* [Requests]
**a.** Decide whether each statement below agrees with the passage on the heavenly places. Answer yes or no for each, and quote the deciding words. (i) The expression "in the heavenly places" appears in several other books of Scripture. (ii) The five contexts will be considered in the order of chapter and verse. (iii) The keynote suggested for the Epistle is "In Christ Jesus."
**b.** Extend the passage on the heavenly places from the point where it stops, keeping its formal, expository voice.

THE HEAVENLY PLACES

‘In the heavenly places.’

Ephesians 1:3 (R. V.)

The Epistle to the Ephesians is the Epistle of our union with the risen and ascended Christ, and of the blessing which that union brings. For its keynote we may write those words, which ring throughout its teaching, ‘In Christ Jesus’; and for its brief epitome the verse in which our text occurs, ‘Blessed be the God and Father of our Lord Jesus Christ, Who hath blessed us with every spiritual blessing in the heavenly places in Christ.’

We have said that this is the Epistle of the believer’s union with the risen and ascended Christ. The expression ‘in the heavenly places’ is one illustration of this. It occurs in no other place in Scripture, but is quite peculiar in this Epistle. There it occurs five times, being but one of many expressions which raise our thoughts to Christ as ascended into the heavens, ‘so that we may also in heart and mind thither ascend, and with Him continually dwell.’ We will now consider the five contexts in which the words occur, taking them not in the order of chapter and verse, but rather of the ideas which they suggest. We shall also assume that the words have reference in all five places not to heavenly things or heavenly blessings, but to heavenly places—the abode of Christ, and therefore of the Christian.

* [Information provided]
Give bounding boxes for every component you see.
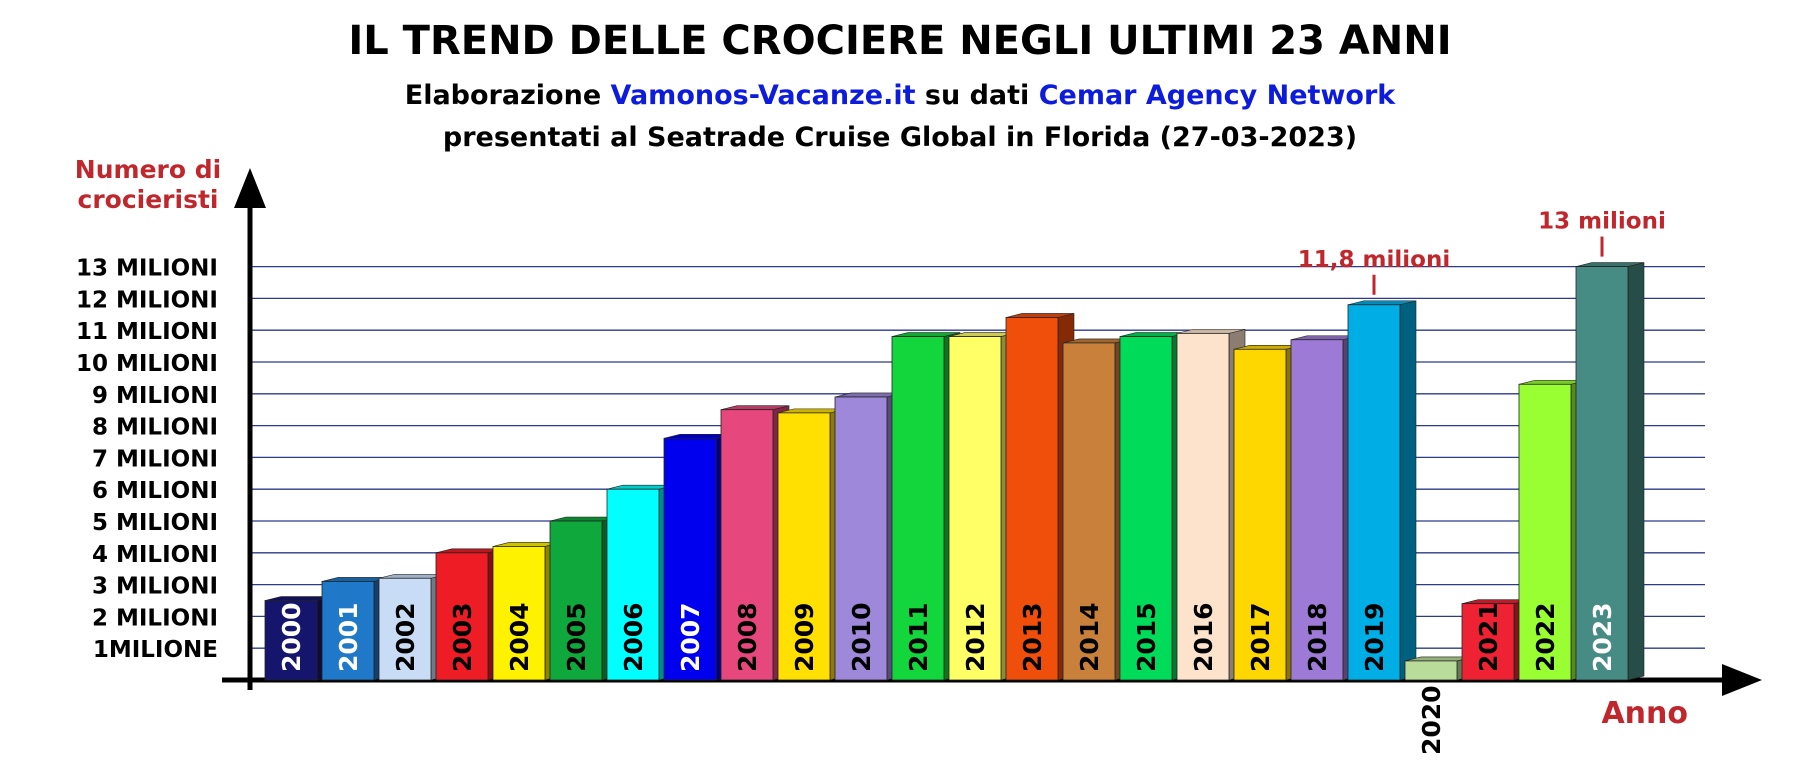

* [Task responses]
**a.**
(i) No: "It occurs in no other place in Scripture, but is quite peculiar in this Epistle."
(ii) No: "taking them not in the order of chapter and verse, but rather of the ideas which they suggest."
(iii) Yes: "For its keynote we may write those words, which ring throughout its teaching, ‘In Christ Jesus’"

**b.**
I. Christ in heavenly places.—In chapter Ephesians 1:20 we find the words used of the present abode of Christ Himself; that height of glory to which he ascended, when He ‘went up on high, and led captivity captive.’ ‘He raised Him from the dead, and made Him to sit at His right hand in the heavenly places.’ Such is the first thought which the words suggest. They raise our minds to things above; they bid us ‘lift up our hearts.’ Let us ‘lift them up unto the Lord.’ It is ours surely at this time to rejoice with no mere selfish joy for the blessings which Christ’s ascension has procured, but with that blessed self-forgetting joy which can rise out of the merely personal, and can triumph in the triumph of our King.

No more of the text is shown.